### [To do]
Can you reproduce every one of the entries below verbatim, keeping each line in its original order?

[Entries with boxed elements]
+++++

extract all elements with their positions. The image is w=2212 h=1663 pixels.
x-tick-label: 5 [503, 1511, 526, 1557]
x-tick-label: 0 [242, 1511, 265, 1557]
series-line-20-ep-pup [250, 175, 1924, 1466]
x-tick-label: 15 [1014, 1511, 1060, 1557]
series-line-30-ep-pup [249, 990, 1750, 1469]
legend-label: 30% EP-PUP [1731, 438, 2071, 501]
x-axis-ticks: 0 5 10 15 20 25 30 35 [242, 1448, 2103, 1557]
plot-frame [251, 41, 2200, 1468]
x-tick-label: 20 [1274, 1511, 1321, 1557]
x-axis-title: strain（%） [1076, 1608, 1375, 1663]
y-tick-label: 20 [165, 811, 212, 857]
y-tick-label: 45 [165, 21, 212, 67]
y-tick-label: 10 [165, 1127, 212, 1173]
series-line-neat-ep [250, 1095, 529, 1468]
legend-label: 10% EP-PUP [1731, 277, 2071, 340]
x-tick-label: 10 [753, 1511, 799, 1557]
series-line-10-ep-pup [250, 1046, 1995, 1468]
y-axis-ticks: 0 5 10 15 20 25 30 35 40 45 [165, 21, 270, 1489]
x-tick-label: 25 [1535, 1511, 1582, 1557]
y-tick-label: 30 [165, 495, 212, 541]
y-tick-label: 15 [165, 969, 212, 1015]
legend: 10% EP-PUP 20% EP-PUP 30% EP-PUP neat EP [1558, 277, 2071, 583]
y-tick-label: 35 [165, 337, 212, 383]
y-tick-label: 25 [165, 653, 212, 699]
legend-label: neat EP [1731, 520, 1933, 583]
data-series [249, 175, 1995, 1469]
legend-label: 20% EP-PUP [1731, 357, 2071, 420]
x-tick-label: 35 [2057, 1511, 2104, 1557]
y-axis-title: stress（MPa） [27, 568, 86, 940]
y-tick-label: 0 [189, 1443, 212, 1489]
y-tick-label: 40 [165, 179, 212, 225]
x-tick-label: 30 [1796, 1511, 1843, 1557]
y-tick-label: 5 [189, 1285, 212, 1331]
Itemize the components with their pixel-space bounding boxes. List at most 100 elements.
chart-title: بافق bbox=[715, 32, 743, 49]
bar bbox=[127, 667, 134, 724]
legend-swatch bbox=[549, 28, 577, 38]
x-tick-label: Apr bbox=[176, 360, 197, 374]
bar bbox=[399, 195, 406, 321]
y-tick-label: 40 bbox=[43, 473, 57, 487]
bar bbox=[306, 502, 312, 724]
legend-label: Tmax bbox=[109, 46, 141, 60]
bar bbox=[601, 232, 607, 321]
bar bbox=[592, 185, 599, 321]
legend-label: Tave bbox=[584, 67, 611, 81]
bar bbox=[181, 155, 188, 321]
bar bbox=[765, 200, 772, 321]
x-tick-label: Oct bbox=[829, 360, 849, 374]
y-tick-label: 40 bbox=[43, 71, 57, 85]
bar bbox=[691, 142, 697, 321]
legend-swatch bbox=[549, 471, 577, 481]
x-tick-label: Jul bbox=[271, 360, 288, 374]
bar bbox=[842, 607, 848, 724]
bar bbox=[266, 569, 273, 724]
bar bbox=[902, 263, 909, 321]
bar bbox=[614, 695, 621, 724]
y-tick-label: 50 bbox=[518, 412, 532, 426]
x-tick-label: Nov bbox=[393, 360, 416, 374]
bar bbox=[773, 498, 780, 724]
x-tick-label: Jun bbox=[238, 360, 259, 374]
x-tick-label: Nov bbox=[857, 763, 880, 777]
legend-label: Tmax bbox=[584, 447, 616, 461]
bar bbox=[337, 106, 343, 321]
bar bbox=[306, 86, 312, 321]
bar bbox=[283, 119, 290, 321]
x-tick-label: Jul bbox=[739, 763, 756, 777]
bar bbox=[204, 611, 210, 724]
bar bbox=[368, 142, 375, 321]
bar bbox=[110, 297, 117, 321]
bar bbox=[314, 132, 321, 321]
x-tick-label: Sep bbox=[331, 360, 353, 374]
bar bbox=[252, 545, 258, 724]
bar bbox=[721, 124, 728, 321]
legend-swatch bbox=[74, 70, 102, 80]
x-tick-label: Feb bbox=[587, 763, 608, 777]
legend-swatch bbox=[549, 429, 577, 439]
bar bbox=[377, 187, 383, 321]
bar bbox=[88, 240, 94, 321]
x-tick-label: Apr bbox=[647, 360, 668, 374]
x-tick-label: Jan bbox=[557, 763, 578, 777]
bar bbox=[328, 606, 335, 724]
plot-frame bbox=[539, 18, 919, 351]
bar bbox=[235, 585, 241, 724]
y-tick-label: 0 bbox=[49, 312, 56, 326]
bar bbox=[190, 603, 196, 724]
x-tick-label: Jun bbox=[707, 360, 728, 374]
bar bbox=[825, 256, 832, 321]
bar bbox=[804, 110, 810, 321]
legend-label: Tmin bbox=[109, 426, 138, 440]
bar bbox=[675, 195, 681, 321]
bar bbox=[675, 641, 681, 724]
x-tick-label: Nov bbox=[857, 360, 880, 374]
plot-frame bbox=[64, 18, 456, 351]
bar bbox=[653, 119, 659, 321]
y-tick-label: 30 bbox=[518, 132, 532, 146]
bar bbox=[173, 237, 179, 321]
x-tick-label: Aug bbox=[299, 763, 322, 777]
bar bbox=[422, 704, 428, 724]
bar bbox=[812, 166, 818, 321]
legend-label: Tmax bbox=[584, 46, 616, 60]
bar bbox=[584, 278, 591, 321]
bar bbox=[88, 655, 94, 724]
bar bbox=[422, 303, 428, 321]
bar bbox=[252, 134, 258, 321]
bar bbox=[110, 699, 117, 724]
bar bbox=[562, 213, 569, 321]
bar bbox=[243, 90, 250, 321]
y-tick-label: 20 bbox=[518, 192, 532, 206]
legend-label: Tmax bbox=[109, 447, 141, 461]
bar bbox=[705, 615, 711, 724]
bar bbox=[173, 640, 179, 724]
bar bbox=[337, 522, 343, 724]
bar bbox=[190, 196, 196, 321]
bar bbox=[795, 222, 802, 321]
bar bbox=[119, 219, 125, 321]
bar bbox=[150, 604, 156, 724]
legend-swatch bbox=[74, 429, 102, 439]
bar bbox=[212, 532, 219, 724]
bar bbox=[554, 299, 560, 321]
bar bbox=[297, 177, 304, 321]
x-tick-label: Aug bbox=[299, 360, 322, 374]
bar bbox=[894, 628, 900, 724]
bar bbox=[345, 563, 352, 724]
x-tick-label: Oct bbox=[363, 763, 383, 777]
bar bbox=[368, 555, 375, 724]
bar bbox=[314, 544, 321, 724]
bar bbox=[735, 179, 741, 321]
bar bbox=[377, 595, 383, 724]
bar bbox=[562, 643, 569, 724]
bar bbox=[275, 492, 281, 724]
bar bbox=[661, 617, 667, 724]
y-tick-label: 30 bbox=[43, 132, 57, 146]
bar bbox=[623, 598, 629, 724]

+++++

### [Written response]
extract all elements with their positions. The image is w=2212 h=1663 pixels.
x-tick-label: 5 [503, 1511, 526, 1557]
x-tick-label: 0 [242, 1511, 265, 1557]
series-line-20-ep-pup [250, 175, 1924, 1466]
x-tick-label: 15 [1014, 1511, 1060, 1557]
series-line-30-ep-pup [249, 990, 1750, 1469]
legend-label: 30% EP-PUP [1731, 438, 2071, 501]
x-axis-ticks: 0 5 10 15 20 25 30 35 [242, 1448, 2103, 1557]
plot-frame [251, 41, 2200, 1468]
x-tick-label: 20 [1274, 1511, 1321, 1557]
x-axis-title: strain（%） [1076, 1608, 1375, 1663]
y-tick-label: 20 [165, 811, 212, 857]
y-tick-label: 45 [165, 21, 212, 67]
y-tick-label: 10 [165, 1127, 212, 1173]
series-line-neat-ep [250, 1095, 529, 1468]
legend-label: 10% EP-PUP [1731, 277, 2071, 340]
x-tick-label: 10 [753, 1511, 799, 1557]
series-line-10-ep-pup [250, 1046, 1995, 1468]
y-axis-ticks: 0 5 10 15 20 25 30 35 40 45 [165, 21, 270, 1489]
x-tick-label: 25 [1535, 1511, 1582, 1557]
y-tick-label: 30 [165, 495, 212, 541]
y-tick-label: 15 [165, 969, 212, 1015]
legend: 10% EP-PUP 20% EP-PUP 30% EP-PUP neat EP [1558, 277, 2071, 583]
y-tick-label: 35 [165, 337, 212, 383]
y-tick-label: 25 [165, 653, 212, 699]
legend-label: neat EP [1731, 520, 1933, 583]
data-series [249, 175, 1995, 1469]
legend-label: 20% EP-PUP [1731, 357, 2071, 420]
x-tick-label: 35 [2057, 1511, 2104, 1557]
y-axis-title: stress（MPa） [27, 568, 86, 940]
y-tick-label: 0 [189, 1443, 212, 1489]
y-tick-label: 40 [165, 179, 212, 225]
x-tick-label: 30 [1796, 1511, 1843, 1557]
y-tick-label: 5 [189, 1285, 212, 1331]
Itemize the components with their pixel-space bounding boxes. List at most 100 elements.
chart-title: بافق bbox=[715, 32, 743, 49]
bar bbox=[127, 667, 134, 724]
legend-swatch bbox=[549, 28, 577, 38]
x-tick-label: Apr bbox=[176, 360, 197, 374]
bar bbox=[399, 195, 406, 321]
y-tick-label: 40 bbox=[43, 473, 57, 487]
bar bbox=[306, 502, 312, 724]
legend-label: Tmax bbox=[109, 46, 141, 60]
bar bbox=[601, 232, 607, 321]
bar bbox=[592, 185, 599, 321]
legend-label: Tave bbox=[584, 67, 611, 81]
bar bbox=[181, 155, 188, 321]
bar bbox=[765, 200, 772, 321]
x-tick-label: Oct bbox=[829, 360, 849, 374]
y-tick-label: 40 bbox=[43, 71, 57, 85]
bar bbox=[691, 142, 697, 321]
legend-swatch bbox=[549, 471, 577, 481]
x-tick-label: Jul bbox=[271, 360, 288, 374]
bar bbox=[842, 607, 848, 724]
bar bbox=[266, 569, 273, 724]
bar bbox=[902, 263, 909, 321]
bar bbox=[614, 695, 621, 724]
y-tick-label: 50 bbox=[518, 412, 532, 426]
x-tick-label: Nov bbox=[393, 360, 416, 374]
bar bbox=[773, 498, 780, 724]
x-tick-label: Jun bbox=[238, 360, 259, 374]
x-tick-label: Nov bbox=[857, 763, 880, 777]
legend-label: Tmax bbox=[584, 447, 616, 461]
bar bbox=[337, 106, 343, 321]
bar bbox=[306, 86, 312, 321]
bar bbox=[283, 119, 290, 321]
x-tick-label: Jul bbox=[739, 763, 756, 777]
bar bbox=[204, 611, 210, 724]
bar bbox=[368, 142, 375, 321]
bar bbox=[110, 297, 117, 321]
bar bbox=[314, 132, 321, 321]
x-tick-label: Sep bbox=[331, 360, 353, 374]
bar bbox=[252, 545, 258, 724]
bar bbox=[721, 124, 728, 321]
legend-swatch bbox=[74, 70, 102, 80]
x-tick-label: Feb bbox=[587, 763, 608, 777]
legend-swatch bbox=[549, 429, 577, 439]
bar bbox=[377, 187, 383, 321]
bar bbox=[88, 240, 94, 321]
x-tick-label: Apr bbox=[647, 360, 668, 374]
x-tick-label: Jan bbox=[557, 763, 578, 777]
bar bbox=[328, 606, 335, 724]
plot-frame bbox=[539, 18, 919, 351]
bar bbox=[235, 585, 241, 724]
y-tick-label: 0 bbox=[49, 312, 56, 326]
bar bbox=[190, 603, 196, 724]
x-tick-label: Jun bbox=[707, 360, 728, 374]
bar bbox=[825, 256, 832, 321]
bar bbox=[804, 110, 810, 321]
legend-label: Tmin bbox=[109, 426, 138, 440]
bar bbox=[675, 195, 681, 321]
bar bbox=[675, 641, 681, 724]
x-tick-label: Nov bbox=[857, 360, 880, 374]
plot-frame bbox=[64, 18, 456, 351]
bar bbox=[653, 119, 659, 321]
y-tick-label: 30 bbox=[518, 132, 532, 146]
bar bbox=[173, 237, 179, 321]
x-tick-label: Aug bbox=[299, 763, 322, 777]
bar bbox=[422, 704, 428, 724]
bar bbox=[812, 166, 818, 321]
legend-label: Tmax bbox=[584, 46, 616, 60]
bar bbox=[584, 278, 591, 321]
bar bbox=[88, 655, 94, 724]
bar bbox=[422, 303, 428, 321]
bar bbox=[252, 134, 258, 321]
bar bbox=[110, 699, 117, 724]
bar bbox=[562, 213, 569, 321]
bar bbox=[243, 90, 250, 321]
y-tick-label: 20 bbox=[518, 192, 532, 206]
legend-label: Tmax bbox=[109, 447, 141, 461]
bar bbox=[705, 615, 711, 724]
bar bbox=[173, 640, 179, 724]
bar bbox=[337, 522, 343, 724]
bar bbox=[190, 196, 196, 321]
bar bbox=[795, 222, 802, 321]
bar bbox=[119, 219, 125, 321]
bar bbox=[150, 604, 156, 724]
legend-swatch bbox=[74, 429, 102, 439]
bar bbox=[212, 532, 219, 724]
bar bbox=[554, 299, 560, 321]
bar bbox=[297, 177, 304, 321]
x-tick-label: Aug bbox=[299, 360, 322, 374]
bar bbox=[894, 628, 900, 724]
bar bbox=[345, 563, 352, 724]
x-tick-label: Oct bbox=[363, 763, 383, 777]
bar bbox=[368, 555, 375, 724]
bar bbox=[314, 544, 321, 724]
bar bbox=[735, 179, 741, 321]
bar bbox=[377, 595, 383, 724]
bar bbox=[562, 643, 569, 724]
bar bbox=[275, 492, 281, 724]
bar bbox=[661, 617, 667, 724]
y-tick-label: 30 bbox=[43, 132, 57, 146]
bar bbox=[623, 598, 629, 724]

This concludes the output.